- [The input]

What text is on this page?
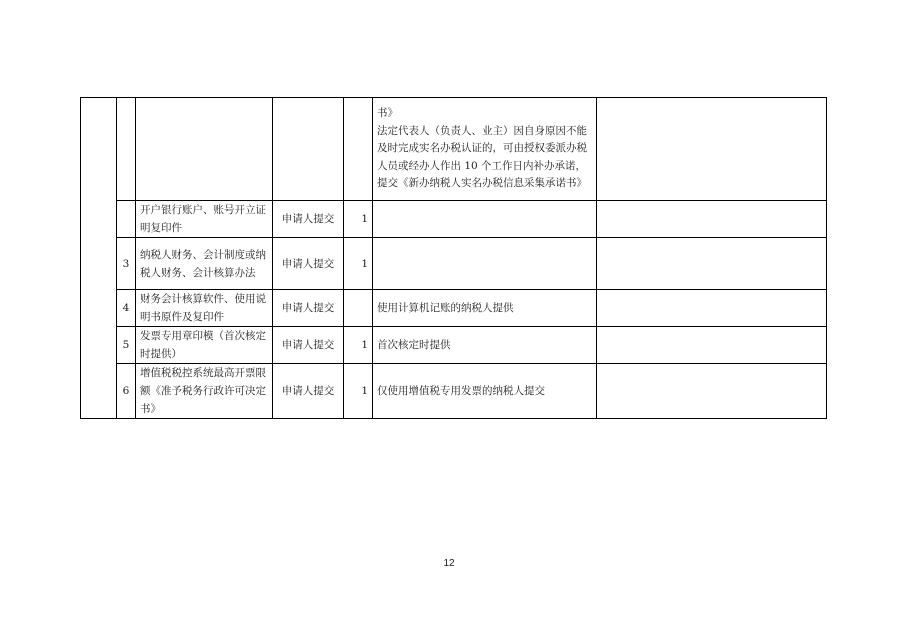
					书》
法定代表人（负责人、业主）因自身原因不能及时完成实名办税认证的，可由授权委派办税人员或经办人作出 10 个工作日内补办承诺，提交《新办纳税人实名办税信息采集承诺书》	
		开户银行账户、账号开立证明复印件	申请人提交	1		
	3	纳税人财务、会计制度或纳税人财务、会计核算办法	申请人提交	1		
	4	财务会计核算软件、使用说明书原件及复印件	申请人提交		使用计算机记账的纳税人提供	
	5	发票专用章印模（首次核定时提供）	申请人提交	1	首次核定时提供	
	6	增值税税控系统最高开票限额《准予税务行政许可决定书》	申请人提交	1	仅使用增值税专用发票的纳税人提交	
12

- [Request]
Find all lines with "申请人提交" in them and copy each one.

- [Task result]
		开户银行账户、账号开立证明复印件	申请人提交	1		
	3	纳税人财务、会计制度或纳税人财务、会计核算办法	申请人提交	1		
	4	财务会计核算软件、使用说明书原件及复印件	申请人提交		使用计算机记账的纳税人提供	
	5	发票专用章印模（首次核定时提供）	申请人提交	1	首次核定时提供	
	6	增值税税控系统最高开票限额《准予税务行政许可决定书》	申请人提交	1	仅使用增值税专用发票的纳税人提交	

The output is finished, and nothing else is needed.